> [Directions]:
Filter this material down to the lines that hold "America", copying each one.

> [Data extract]:

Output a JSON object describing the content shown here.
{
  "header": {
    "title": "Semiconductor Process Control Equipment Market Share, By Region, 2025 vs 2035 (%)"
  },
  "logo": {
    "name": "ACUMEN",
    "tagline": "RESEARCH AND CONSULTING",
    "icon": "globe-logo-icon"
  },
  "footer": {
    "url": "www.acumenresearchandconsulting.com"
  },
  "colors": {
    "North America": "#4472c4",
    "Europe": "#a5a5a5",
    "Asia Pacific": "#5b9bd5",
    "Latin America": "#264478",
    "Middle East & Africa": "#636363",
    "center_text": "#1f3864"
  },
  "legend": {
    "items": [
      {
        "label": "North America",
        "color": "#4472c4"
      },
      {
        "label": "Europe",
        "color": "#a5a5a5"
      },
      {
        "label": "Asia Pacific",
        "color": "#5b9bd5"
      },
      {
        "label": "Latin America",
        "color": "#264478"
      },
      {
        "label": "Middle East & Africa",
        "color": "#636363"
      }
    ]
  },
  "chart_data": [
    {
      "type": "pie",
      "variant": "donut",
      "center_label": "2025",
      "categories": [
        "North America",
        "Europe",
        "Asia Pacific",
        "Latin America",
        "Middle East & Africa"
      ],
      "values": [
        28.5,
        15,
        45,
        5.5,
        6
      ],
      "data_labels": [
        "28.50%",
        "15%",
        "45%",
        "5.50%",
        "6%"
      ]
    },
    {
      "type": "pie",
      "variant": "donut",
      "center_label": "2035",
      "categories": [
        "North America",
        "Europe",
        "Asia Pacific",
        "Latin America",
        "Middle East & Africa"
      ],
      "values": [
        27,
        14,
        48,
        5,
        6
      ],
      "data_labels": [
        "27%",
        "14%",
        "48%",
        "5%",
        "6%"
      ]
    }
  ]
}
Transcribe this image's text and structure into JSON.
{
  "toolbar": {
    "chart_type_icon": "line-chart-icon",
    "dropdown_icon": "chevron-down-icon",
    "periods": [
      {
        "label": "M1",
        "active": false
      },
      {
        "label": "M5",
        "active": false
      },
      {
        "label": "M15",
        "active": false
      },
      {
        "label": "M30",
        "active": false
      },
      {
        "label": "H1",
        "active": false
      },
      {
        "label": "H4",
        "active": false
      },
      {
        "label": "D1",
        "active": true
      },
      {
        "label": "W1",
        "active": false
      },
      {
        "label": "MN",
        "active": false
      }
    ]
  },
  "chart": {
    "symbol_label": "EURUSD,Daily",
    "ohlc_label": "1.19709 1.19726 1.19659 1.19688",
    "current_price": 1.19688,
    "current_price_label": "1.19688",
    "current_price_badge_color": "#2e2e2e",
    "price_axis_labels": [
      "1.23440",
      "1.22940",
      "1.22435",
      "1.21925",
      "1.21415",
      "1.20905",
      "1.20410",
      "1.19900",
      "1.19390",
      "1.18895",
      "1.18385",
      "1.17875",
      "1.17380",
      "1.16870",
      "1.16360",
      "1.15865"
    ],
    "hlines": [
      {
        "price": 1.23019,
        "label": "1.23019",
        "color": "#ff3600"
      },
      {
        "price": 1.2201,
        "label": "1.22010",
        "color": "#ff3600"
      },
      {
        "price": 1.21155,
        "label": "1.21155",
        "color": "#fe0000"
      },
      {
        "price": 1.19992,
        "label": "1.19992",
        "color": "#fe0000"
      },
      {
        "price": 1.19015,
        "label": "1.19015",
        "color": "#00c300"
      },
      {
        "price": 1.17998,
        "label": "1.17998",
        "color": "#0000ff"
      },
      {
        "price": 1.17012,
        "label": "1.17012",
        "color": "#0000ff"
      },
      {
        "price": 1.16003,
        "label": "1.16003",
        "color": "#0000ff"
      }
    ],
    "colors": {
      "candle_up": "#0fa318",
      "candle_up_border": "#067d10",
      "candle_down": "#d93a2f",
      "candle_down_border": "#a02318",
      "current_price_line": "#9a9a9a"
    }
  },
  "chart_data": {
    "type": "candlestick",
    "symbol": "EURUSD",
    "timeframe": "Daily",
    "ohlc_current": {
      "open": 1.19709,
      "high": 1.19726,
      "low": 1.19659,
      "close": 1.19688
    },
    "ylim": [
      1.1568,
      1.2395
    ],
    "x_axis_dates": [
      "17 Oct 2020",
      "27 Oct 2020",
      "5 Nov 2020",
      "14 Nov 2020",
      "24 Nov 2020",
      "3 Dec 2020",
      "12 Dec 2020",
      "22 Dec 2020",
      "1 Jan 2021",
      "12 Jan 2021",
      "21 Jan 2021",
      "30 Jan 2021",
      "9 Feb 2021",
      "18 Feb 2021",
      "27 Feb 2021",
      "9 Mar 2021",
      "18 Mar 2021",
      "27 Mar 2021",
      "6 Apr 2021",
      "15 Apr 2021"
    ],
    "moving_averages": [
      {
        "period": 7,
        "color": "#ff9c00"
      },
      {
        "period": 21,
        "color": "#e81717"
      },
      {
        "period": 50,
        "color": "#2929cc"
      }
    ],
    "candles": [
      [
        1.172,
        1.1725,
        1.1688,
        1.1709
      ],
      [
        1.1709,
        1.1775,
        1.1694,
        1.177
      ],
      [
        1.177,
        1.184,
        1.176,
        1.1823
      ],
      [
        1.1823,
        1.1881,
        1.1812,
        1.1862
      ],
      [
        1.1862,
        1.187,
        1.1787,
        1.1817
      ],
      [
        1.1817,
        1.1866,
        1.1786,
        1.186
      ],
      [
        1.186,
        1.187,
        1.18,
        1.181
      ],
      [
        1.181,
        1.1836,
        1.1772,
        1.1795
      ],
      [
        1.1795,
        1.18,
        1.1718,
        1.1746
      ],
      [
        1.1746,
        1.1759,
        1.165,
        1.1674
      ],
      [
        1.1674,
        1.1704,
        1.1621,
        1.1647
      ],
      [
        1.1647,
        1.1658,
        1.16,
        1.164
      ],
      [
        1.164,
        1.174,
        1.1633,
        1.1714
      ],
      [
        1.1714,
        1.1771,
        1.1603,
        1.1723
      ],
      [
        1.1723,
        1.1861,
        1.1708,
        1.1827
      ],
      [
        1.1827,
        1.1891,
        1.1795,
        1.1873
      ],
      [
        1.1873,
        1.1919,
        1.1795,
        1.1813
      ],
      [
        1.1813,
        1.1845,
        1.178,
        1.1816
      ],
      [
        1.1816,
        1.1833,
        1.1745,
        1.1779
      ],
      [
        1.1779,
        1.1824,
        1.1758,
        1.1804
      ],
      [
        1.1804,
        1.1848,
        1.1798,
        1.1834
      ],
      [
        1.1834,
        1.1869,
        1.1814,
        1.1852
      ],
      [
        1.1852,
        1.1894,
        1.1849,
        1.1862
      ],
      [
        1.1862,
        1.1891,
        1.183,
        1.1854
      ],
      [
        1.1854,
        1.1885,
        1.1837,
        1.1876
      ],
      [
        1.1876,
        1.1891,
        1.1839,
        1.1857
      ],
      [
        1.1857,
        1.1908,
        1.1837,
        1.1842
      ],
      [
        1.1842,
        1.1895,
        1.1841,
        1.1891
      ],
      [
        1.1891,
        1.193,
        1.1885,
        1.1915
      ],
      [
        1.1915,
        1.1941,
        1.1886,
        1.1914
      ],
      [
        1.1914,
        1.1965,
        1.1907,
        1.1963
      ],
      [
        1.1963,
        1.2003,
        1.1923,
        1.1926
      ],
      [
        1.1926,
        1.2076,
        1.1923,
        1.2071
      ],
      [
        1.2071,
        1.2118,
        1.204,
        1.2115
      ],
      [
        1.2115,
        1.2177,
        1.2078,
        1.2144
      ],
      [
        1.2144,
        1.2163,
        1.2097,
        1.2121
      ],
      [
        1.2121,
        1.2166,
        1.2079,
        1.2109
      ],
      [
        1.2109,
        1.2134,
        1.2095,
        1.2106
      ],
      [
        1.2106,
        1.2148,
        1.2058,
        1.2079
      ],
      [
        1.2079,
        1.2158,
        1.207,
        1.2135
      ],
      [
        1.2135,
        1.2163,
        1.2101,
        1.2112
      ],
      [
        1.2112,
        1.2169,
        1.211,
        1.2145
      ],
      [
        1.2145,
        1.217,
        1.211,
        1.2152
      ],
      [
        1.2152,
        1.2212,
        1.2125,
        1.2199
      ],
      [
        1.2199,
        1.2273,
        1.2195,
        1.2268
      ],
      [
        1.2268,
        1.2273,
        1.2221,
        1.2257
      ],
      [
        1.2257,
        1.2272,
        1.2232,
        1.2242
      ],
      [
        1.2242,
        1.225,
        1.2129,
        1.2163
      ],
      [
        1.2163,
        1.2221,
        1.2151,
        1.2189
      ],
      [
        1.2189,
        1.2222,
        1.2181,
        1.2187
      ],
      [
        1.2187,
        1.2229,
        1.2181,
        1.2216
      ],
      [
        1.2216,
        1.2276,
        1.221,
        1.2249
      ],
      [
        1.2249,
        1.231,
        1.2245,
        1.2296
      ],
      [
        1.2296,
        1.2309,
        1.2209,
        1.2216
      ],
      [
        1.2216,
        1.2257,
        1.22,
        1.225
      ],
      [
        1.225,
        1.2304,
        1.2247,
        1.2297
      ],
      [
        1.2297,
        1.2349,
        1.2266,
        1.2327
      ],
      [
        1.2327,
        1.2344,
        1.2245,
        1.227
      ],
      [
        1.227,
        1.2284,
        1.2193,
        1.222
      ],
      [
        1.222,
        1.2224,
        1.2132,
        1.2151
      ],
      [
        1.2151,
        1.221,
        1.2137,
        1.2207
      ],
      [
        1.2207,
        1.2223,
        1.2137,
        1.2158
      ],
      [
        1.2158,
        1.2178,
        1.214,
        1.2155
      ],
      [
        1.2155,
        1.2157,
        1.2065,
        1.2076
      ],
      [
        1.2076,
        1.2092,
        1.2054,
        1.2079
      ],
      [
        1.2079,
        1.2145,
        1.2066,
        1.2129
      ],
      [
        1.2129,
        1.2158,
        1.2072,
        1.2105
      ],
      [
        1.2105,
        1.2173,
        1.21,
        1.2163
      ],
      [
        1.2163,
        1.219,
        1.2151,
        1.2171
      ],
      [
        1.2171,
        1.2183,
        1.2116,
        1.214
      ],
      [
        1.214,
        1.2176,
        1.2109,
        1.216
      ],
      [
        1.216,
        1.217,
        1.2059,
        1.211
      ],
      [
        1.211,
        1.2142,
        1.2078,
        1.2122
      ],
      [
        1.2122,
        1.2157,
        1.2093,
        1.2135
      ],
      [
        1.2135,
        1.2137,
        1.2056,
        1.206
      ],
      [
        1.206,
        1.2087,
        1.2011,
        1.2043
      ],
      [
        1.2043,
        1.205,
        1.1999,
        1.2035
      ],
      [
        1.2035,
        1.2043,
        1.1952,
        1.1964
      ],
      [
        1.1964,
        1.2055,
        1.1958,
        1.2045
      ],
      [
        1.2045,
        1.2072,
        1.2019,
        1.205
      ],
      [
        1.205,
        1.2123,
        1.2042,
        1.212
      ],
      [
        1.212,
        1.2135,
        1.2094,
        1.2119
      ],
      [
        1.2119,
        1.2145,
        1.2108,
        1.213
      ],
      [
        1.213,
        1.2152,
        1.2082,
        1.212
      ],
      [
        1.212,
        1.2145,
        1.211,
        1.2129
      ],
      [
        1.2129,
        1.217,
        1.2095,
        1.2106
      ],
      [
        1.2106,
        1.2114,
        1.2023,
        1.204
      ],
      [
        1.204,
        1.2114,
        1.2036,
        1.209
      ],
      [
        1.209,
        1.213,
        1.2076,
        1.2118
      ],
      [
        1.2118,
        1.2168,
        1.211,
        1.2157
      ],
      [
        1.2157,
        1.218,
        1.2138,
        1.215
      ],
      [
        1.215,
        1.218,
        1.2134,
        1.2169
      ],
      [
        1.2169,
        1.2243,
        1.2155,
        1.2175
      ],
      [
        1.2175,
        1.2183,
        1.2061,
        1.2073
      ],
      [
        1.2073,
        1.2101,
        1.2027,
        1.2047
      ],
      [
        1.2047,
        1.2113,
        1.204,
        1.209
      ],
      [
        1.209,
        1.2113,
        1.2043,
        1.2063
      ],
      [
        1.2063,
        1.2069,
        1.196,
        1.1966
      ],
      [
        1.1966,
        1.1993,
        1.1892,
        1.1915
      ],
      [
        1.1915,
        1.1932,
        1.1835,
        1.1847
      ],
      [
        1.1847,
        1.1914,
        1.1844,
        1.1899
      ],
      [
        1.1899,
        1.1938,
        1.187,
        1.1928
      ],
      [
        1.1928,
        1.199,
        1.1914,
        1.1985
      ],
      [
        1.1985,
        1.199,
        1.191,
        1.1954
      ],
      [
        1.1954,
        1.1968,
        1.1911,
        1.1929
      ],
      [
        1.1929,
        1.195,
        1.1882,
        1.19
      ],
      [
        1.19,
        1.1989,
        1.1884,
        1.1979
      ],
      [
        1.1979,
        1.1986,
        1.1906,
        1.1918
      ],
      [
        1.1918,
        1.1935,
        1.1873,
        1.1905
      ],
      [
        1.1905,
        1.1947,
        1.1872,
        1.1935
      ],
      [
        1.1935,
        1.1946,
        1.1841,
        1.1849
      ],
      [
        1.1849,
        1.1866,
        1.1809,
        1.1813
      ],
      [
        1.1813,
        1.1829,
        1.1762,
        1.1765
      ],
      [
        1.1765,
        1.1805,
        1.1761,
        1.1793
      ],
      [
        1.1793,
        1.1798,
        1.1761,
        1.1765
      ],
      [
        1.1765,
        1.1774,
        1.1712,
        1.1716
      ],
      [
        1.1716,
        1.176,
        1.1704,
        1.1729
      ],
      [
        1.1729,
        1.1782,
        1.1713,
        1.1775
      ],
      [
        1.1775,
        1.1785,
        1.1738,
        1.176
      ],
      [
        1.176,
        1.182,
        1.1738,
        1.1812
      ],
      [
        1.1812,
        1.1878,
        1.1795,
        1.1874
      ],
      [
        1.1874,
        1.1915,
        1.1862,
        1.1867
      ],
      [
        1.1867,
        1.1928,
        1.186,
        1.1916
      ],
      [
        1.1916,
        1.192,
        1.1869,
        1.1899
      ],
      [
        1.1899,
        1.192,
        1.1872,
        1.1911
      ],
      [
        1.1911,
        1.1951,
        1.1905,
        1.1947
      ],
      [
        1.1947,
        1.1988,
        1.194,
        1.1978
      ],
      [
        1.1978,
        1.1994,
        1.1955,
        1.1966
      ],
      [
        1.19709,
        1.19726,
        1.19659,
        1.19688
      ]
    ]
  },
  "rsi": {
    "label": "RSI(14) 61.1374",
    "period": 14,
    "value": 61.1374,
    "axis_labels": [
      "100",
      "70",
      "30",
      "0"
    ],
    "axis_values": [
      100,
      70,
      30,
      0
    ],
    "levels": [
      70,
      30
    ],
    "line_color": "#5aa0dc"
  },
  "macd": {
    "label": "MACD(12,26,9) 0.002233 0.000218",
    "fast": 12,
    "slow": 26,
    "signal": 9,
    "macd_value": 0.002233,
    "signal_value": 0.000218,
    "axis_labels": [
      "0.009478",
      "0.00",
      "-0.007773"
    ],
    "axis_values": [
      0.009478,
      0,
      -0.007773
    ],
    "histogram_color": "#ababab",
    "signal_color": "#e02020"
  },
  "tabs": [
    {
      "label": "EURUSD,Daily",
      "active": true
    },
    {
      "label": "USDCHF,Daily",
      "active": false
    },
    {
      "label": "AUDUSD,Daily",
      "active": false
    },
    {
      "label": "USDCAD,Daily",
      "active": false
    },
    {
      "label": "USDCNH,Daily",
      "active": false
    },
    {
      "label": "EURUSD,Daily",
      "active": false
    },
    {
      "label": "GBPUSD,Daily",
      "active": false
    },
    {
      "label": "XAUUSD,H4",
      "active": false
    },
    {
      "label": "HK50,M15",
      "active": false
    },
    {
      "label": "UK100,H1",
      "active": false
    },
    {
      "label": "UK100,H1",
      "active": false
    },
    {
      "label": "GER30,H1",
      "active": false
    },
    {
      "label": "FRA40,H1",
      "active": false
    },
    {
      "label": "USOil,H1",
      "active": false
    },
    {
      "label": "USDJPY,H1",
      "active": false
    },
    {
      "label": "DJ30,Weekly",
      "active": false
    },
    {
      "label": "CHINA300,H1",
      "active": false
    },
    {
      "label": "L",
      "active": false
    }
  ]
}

> [Solution]:
    "North America": "#4472c4",
    "Latin America": "#264478",
        "label": "North America",
        "label": "Latin America",
        "North America",
        "Latin America",
        "North America",
        "Latin America",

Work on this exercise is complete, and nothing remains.